>> START MATERIAL FOR THE TASK

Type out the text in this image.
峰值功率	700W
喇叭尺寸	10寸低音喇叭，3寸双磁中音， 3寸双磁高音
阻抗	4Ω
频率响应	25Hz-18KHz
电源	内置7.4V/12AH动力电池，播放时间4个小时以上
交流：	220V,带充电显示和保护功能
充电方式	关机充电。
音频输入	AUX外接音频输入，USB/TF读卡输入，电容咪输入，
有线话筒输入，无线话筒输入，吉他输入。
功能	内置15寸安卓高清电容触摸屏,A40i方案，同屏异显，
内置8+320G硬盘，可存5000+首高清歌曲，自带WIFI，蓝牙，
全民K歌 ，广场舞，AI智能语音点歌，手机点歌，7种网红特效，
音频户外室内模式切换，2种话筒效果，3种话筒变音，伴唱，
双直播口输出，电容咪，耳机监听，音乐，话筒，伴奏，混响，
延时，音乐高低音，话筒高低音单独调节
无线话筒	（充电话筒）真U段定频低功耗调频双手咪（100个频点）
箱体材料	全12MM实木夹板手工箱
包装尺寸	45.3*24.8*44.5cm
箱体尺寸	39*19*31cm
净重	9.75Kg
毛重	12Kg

>> END MATERIAL FOR THE TASK
>> START MATERIAL FOR THE TASK

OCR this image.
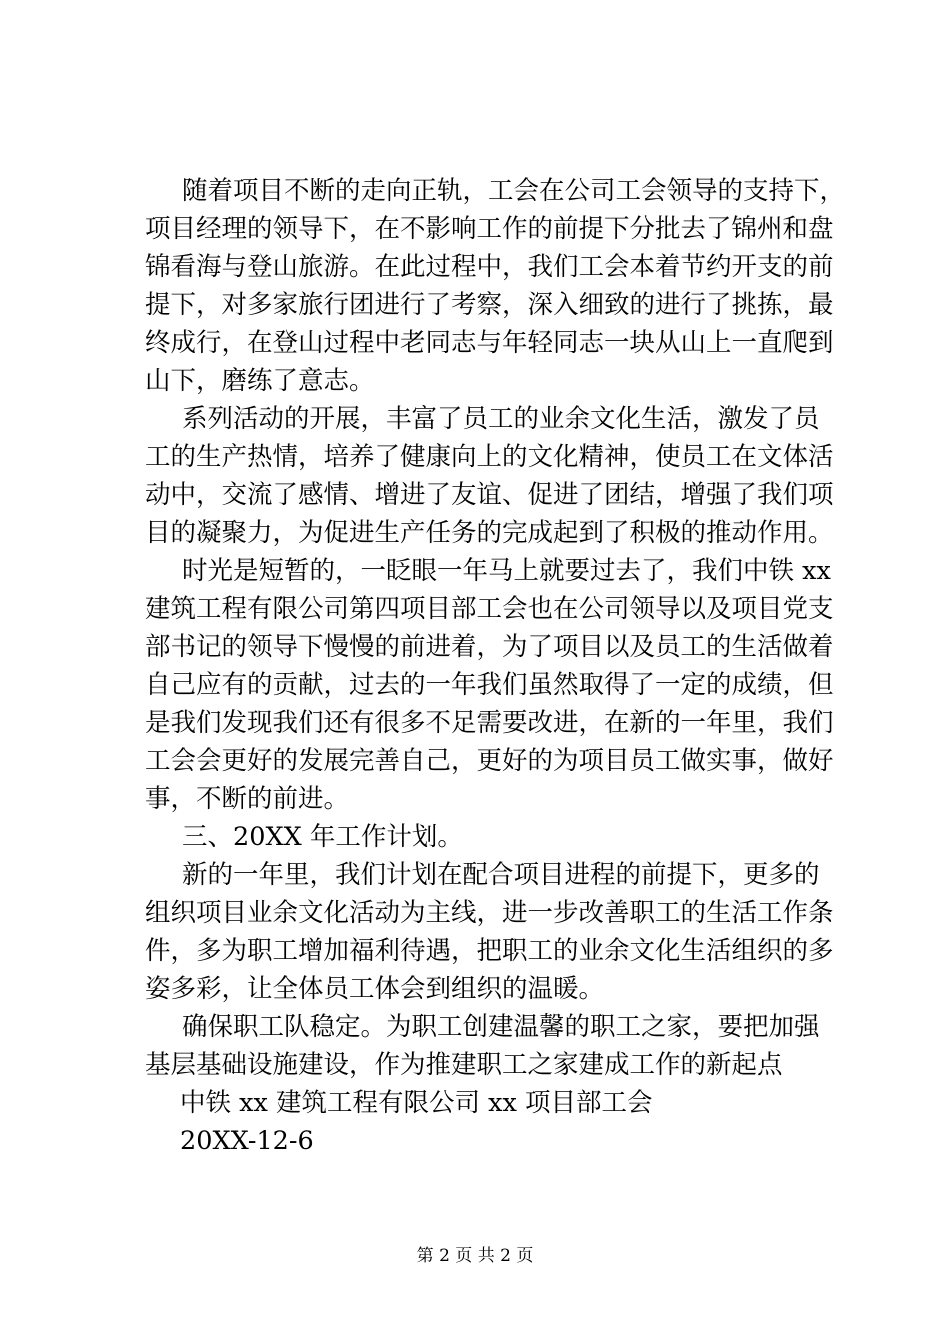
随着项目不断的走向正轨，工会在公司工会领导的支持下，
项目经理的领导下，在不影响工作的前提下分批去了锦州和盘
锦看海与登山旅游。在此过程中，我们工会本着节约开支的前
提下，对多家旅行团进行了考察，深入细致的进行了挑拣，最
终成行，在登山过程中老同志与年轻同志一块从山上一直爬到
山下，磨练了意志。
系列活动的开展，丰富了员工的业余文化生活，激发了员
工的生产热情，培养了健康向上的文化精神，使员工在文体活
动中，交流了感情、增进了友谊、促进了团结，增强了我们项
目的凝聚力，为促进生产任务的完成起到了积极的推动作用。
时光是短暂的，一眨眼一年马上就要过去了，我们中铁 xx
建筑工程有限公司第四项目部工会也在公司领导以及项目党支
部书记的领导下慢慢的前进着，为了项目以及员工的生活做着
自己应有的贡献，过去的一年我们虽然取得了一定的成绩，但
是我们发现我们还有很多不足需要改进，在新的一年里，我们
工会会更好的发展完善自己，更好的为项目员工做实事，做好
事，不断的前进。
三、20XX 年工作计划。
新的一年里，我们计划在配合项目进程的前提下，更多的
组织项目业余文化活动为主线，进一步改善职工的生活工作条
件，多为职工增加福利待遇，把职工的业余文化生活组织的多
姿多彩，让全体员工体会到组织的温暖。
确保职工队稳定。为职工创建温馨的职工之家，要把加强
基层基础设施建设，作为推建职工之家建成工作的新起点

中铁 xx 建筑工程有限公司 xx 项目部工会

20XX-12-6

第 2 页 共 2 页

>> END MATERIAL FOR THE TASK

Pick each line holding the word "this" out of the data and copy it.

TASK RESULT:
Type out the text in this image.
OCR this image.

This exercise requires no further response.